▶ **OBJECTIVE**
Gather every line holding the string "China".

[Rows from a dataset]
* * *
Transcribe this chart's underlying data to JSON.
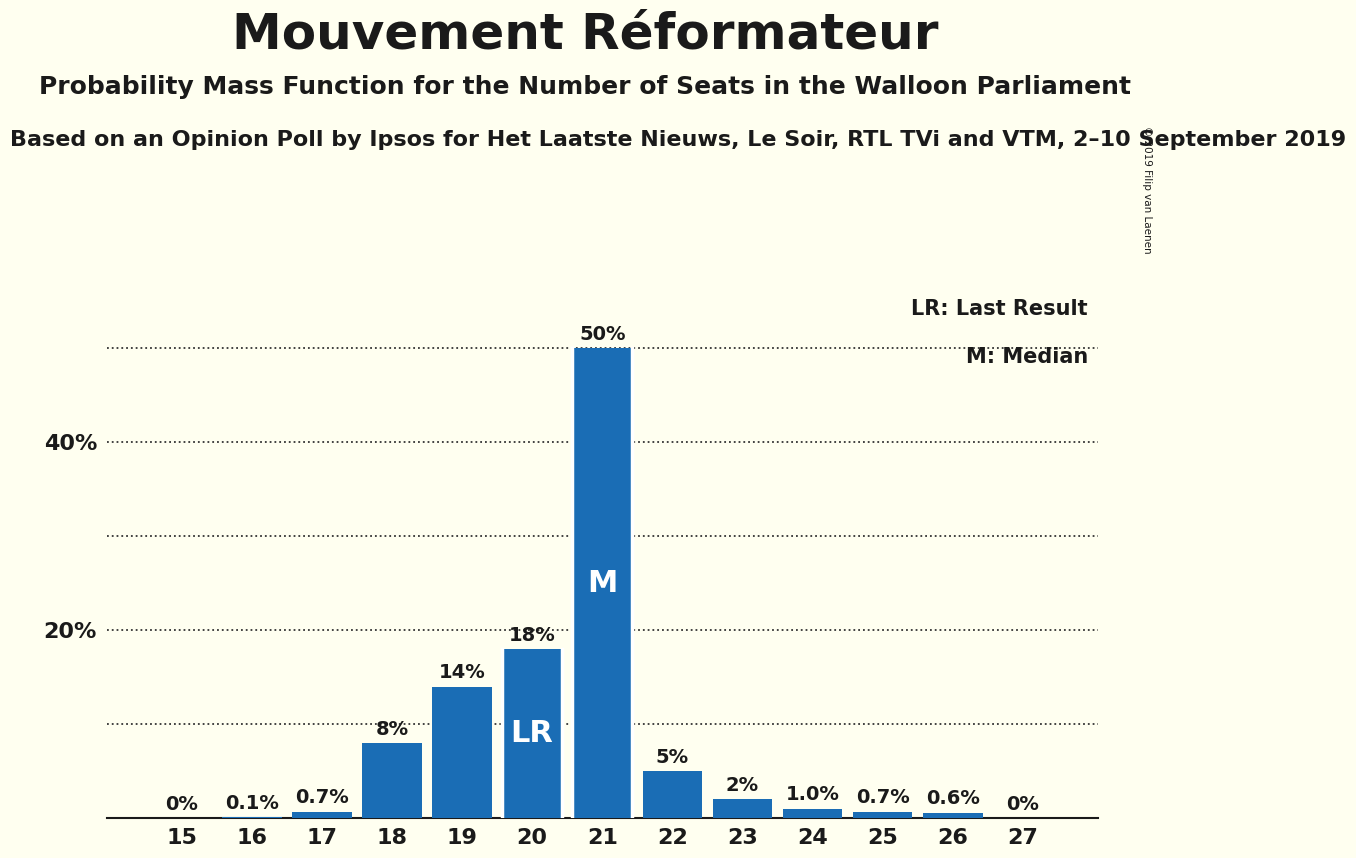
{
  "title": "Mouvement Réformateur",
  "subtitle": "Probability Mass Function for the Number of Seats in the Walloon Parliament",
  "subtitle2": "Based on an Opinion Poll by Ipsos for Het Laatste Nieuws, Le Soir, RTL TVi and VTM, 2–10 September 2019",
  "copyright": "© 2019 Filip van Laenen",
  "categories": [
    15,
    16,
    17,
    18,
    19,
    20,
    21,
    22,
    23,
    24,
    25,
    26,
    27
  ],
  "values": [
    0.0,
    0.1,
    0.7,
    8.0,
    14.0,
    18.0,
    50.0,
    5.0,
    2.0,
    1.0,
    0.7,
    0.6,
    0.0
  ],
  "value_labels": [
    "0%",
    "0.1%",
    "0.7%",
    "8%",
    "14%",
    "18%",
    "50%",
    "5%",
    "2%",
    "1.0%",
    "0.7%",
    "0.6%",
    "0%"
  ],
  "bar_color": "#1a6db5",
  "background_color": "#FFFFF0",
  "lr_bar": 20,
  "median_bar": 21,
  "lr_label": "LR",
  "median_label": "M",
  "legend_lr": "LR: Last Result",
  "legend_m": "M: Median",
  "ylim": [
    0,
    57
  ],
  "title_fontsize": 36,
  "subtitle_fontsize": 18,
  "subtitle2_fontsize": 16,
  "label_fontsize": 14,
  "bar_label_fontsize": 22,
  "tick_fontsize": 16
}
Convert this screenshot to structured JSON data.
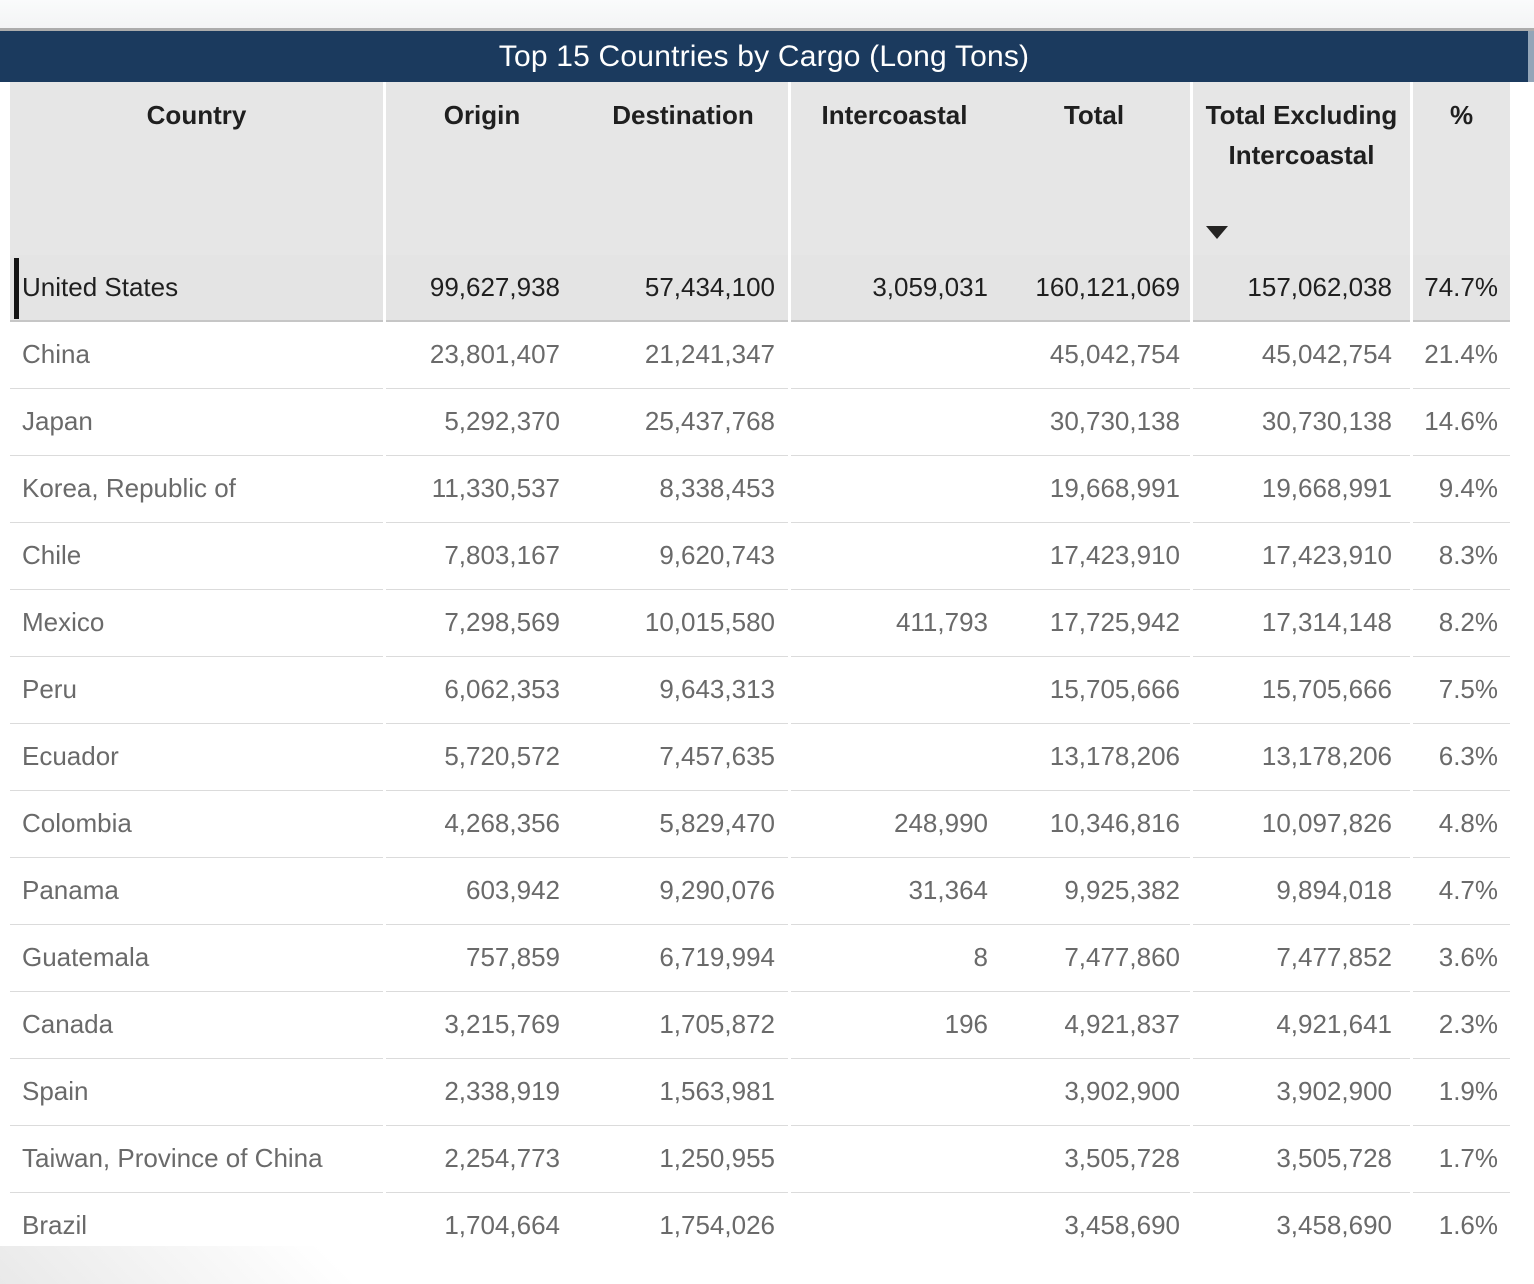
{
  "visual": {
    "title": "Top 15 Countries by Cargo (Long Tons)"
  },
  "table": {
    "columns": [
      {
        "label": "Country"
      },
      {
        "label": "Origin"
      },
      {
        "label": "Destination"
      },
      {
        "label": "Intercoastal"
      },
      {
        "label": "Total"
      },
      {
        "label": "Total Excluding Intercoastal"
      },
      {
        "label": "%"
      }
    ],
    "sort": {
      "column": "Total Excluding Intercoastal",
      "direction": "descending",
      "icon": "filled-down-triangle"
    },
    "rows": [
      {
        "country": "United States",
        "origin": "99,627,938",
        "destination": "57,434,100",
        "intercoastal": "3,059,031",
        "total": "160,121,069",
        "total_excluding_intercoastal": "157,062,038",
        "percent": "74.7%",
        "selected": true
      },
      {
        "country": "China",
        "origin": "23,801,407",
        "destination": "21,241,347",
        "intercoastal": "",
        "total": "45,042,754",
        "total_excluding_intercoastal": "45,042,754",
        "percent": "21.4%",
        "selected": false
      },
      {
        "country": "Japan",
        "origin": "5,292,370",
        "destination": "25,437,768",
        "intercoastal": "",
        "total": "30,730,138",
        "total_excluding_intercoastal": "30,730,138",
        "percent": "14.6%",
        "selected": false
      },
      {
        "country": "Korea, Republic of",
        "origin": "11,330,537",
        "destination": "8,338,453",
        "intercoastal": "",
        "total": "19,668,991",
        "total_excluding_intercoastal": "19,668,991",
        "percent": "9.4%",
        "selected": false
      },
      {
        "country": "Chile",
        "origin": "7,803,167",
        "destination": "9,620,743",
        "intercoastal": "",
        "total": "17,423,910",
        "total_excluding_intercoastal": "17,423,910",
        "percent": "8.3%",
        "selected": false
      },
      {
        "country": "Mexico",
        "origin": "7,298,569",
        "destination": "10,015,580",
        "intercoastal": "411,793",
        "total": "17,725,942",
        "total_excluding_intercoastal": "17,314,148",
        "percent": "8.2%",
        "selected": false
      },
      {
        "country": "Peru",
        "origin": "6,062,353",
        "destination": "9,643,313",
        "intercoastal": "",
        "total": "15,705,666",
        "total_excluding_intercoastal": "15,705,666",
        "percent": "7.5%",
        "selected": false
      },
      {
        "country": "Ecuador",
        "origin": "5,720,572",
        "destination": "7,457,635",
        "intercoastal": "",
        "total": "13,178,206",
        "total_excluding_intercoastal": "13,178,206",
        "percent": "6.3%",
        "selected": false
      },
      {
        "country": "Colombia",
        "origin": "4,268,356",
        "destination": "5,829,470",
        "intercoastal": "248,990",
        "total": "10,346,816",
        "total_excluding_intercoastal": "10,097,826",
        "percent": "4.8%",
        "selected": false
      },
      {
        "country": "Panama",
        "origin": "603,942",
        "destination": "9,290,076",
        "intercoastal": "31,364",
        "total": "9,925,382",
        "total_excluding_intercoastal": "9,894,018",
        "percent": "4.7%",
        "selected": false
      },
      {
        "country": "Guatemala",
        "origin": "757,859",
        "destination": "6,719,994",
        "intercoastal": "8",
        "total": "7,477,860",
        "total_excluding_intercoastal": "7,477,852",
        "percent": "3.6%",
        "selected": false
      },
      {
        "country": "Canada",
        "origin": "3,215,769",
        "destination": "1,705,872",
        "intercoastal": "196",
        "total": "4,921,837",
        "total_excluding_intercoastal": "4,921,641",
        "percent": "2.3%",
        "selected": false
      },
      {
        "country": "Spain",
        "origin": "2,338,919",
        "destination": "1,563,981",
        "intercoastal": "",
        "total": "3,902,900",
        "total_excluding_intercoastal": "3,902,900",
        "percent": "1.9%",
        "selected": false
      },
      {
        "country": "Taiwan, Province of China",
        "origin": "2,254,773",
        "destination": "1,250,955",
        "intercoastal": "",
        "total": "3,505,728",
        "total_excluding_intercoastal": "3,505,728",
        "percent": "1.7%",
        "selected": false
      },
      {
        "country": "Brazil",
        "origin": "1,704,664",
        "destination": "1,754,026",
        "intercoastal": "",
        "total": "3,458,690",
        "total_excluding_intercoastal": "3,458,690",
        "percent": "1.6%",
        "selected": false
      }
    ]
  },
  "colors": {
    "title_bar_bg": "#1B3A5E",
    "title_text": "#FFFFFF",
    "header_bg": "#E6E6E6",
    "header_text": "#1F1F1F",
    "row_text": "#6A6A6A",
    "selected_row_bg": "#E4E4E4",
    "selected_row_text": "#1F1F1F",
    "selection_bar": "#141414",
    "row_divider": "#DBDBDB"
  }
}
* * *
▶ **TASK RESPONSE**
        "country": "China",
        "country": "Taiwan, Province of China",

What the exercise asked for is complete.